**PROBLEM TO SOLVE**
Output every entry exactly as given.

**DATA ENTRIES**
---+---
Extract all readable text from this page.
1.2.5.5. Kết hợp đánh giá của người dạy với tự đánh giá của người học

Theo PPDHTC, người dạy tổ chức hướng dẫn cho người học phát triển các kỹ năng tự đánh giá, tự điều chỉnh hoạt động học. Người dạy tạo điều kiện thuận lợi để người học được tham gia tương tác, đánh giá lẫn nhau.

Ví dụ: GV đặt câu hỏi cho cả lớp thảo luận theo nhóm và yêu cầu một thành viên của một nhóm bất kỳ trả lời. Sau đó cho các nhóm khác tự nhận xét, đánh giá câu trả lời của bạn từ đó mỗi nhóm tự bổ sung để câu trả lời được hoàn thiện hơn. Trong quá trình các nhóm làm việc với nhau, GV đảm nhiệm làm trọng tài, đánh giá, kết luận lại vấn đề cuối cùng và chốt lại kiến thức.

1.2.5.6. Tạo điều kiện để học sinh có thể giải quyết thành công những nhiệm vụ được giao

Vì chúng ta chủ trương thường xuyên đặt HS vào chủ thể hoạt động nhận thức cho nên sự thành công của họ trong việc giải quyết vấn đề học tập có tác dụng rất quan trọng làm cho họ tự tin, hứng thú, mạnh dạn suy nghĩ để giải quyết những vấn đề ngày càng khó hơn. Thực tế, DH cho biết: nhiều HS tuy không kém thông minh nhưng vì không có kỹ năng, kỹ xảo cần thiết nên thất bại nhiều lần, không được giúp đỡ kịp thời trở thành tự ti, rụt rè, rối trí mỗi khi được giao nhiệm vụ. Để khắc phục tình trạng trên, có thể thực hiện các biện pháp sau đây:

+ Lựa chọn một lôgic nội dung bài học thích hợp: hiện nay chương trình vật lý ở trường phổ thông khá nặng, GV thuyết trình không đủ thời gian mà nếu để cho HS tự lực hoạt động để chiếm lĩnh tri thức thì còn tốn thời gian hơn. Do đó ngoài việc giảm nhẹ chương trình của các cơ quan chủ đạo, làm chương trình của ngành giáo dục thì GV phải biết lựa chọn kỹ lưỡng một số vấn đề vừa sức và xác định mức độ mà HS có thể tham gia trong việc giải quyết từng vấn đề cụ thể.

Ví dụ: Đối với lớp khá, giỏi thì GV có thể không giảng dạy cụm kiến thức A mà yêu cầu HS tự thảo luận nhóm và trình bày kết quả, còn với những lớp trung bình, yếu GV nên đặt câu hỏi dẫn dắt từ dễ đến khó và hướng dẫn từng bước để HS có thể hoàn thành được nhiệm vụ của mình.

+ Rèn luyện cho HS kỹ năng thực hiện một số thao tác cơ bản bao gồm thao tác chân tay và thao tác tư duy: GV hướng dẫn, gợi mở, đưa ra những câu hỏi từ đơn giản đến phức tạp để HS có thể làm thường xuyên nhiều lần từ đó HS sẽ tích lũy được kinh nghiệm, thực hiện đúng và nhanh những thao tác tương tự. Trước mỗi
---+---
**TASK ANSWER**
Extract all readable text from this page.
1.2.5.5. Kết hợp đánh giá của người dạy với tự đánh giá của người học

Theo PPDHTC, người dạy tổ chức hướng dẫn cho người học phát triển các kỹ năng tự đánh giá, tự điều chỉnh hoạt động học. Người dạy tạo điều kiện thuận lợi để người học được tham gia tương tác, đánh giá lẫn nhau.

Ví dụ: GV đặt câu hỏi cho cả lớp thảo luận theo nhóm và yêu cầu một thành viên của một nhóm bất kỳ trả lời. Sau đó cho các nhóm khác tự nhận xét, đánh giá câu trả lời của bạn từ đó mỗi nhóm tự bổ sung để câu trả lời được hoàn thiện hơn. Trong quá trình các nhóm làm việc với nhau, GV đảm nhiệm làm trọng tài, đánh giá, kết luận lại vấn đề cuối cùng và chốt lại kiến thức.

1.2.5.6. Tạo điều kiện để học sinh có thể giải quyết thành công những nhiệm vụ được giao

Vì chúng ta chủ trương thường xuyên đặt HS vào chủ thể hoạt động nhận thức cho nên sự thành công của họ trong việc giải quyết vấn đề học tập có tác dụng rất quan trọng làm cho họ tự tin, hứng thú, mạnh dạn suy nghĩ để giải quyết những vấn đề ngày càng khó hơn. Thực tế, DH cho biết: nhiều HS tuy không kém thông minh nhưng vì không có kỹ năng, kỹ xảo cần thiết nên thất bại nhiều lần, không được giúp đỡ kịp thời trở thành tự ti, rụt rè, rối trí mỗi khi được giao nhiệm vụ. Để khắc phục tình trạng trên, có thể thực hiện các biện pháp sau đây:

+ Lựa chọn một lôgic nội dung bài học thích hợp: hiện nay chương trình vật lý ở trường phổ thông khá nặng, GV thuyết trình không đủ thời gian mà nếu để cho HS tự lực hoạt động để chiếm lĩnh tri thức thì còn tốn thời gian hơn. Do đó ngoài việc giảm nhẹ chương trình của các cơ quan chủ đạo, làm chương trình của ngành giáo dục thì GV phải biết lựa chọn kỹ lưỡng một số vấn đề vừa sức và xác định mức độ mà HS có thể tham gia trong việc giải quyết từng vấn đề cụ thể.

Ví dụ: Đối với lớp khá, giỏi thì GV có thể không giảng dạy cụm kiến thức A mà yêu cầu HS tự thảo luận nhóm và trình bày kết quả, còn với những lớp trung bình, yếu GV nên đặt câu hỏi dẫn dắt từ dễ đến khó và hướng dẫn từng bước để HS có thể hoàn thành được nhiệm vụ của mình.

+ Rèn luyện cho HS kỹ năng thực hiện một số thao tác cơ bản bao gồm thao tác chân tay và thao tác tư duy: GV hướng dẫn, gợi mở, đưa ra những câu hỏi từ đơn giản đến phức tạp để HS có thể làm thường xuyên nhiều lần từ đó HS sẽ tích lũy được kinh nghiệm, thực hiện đúng và nhanh những thao tác tương tự. Trước mỗi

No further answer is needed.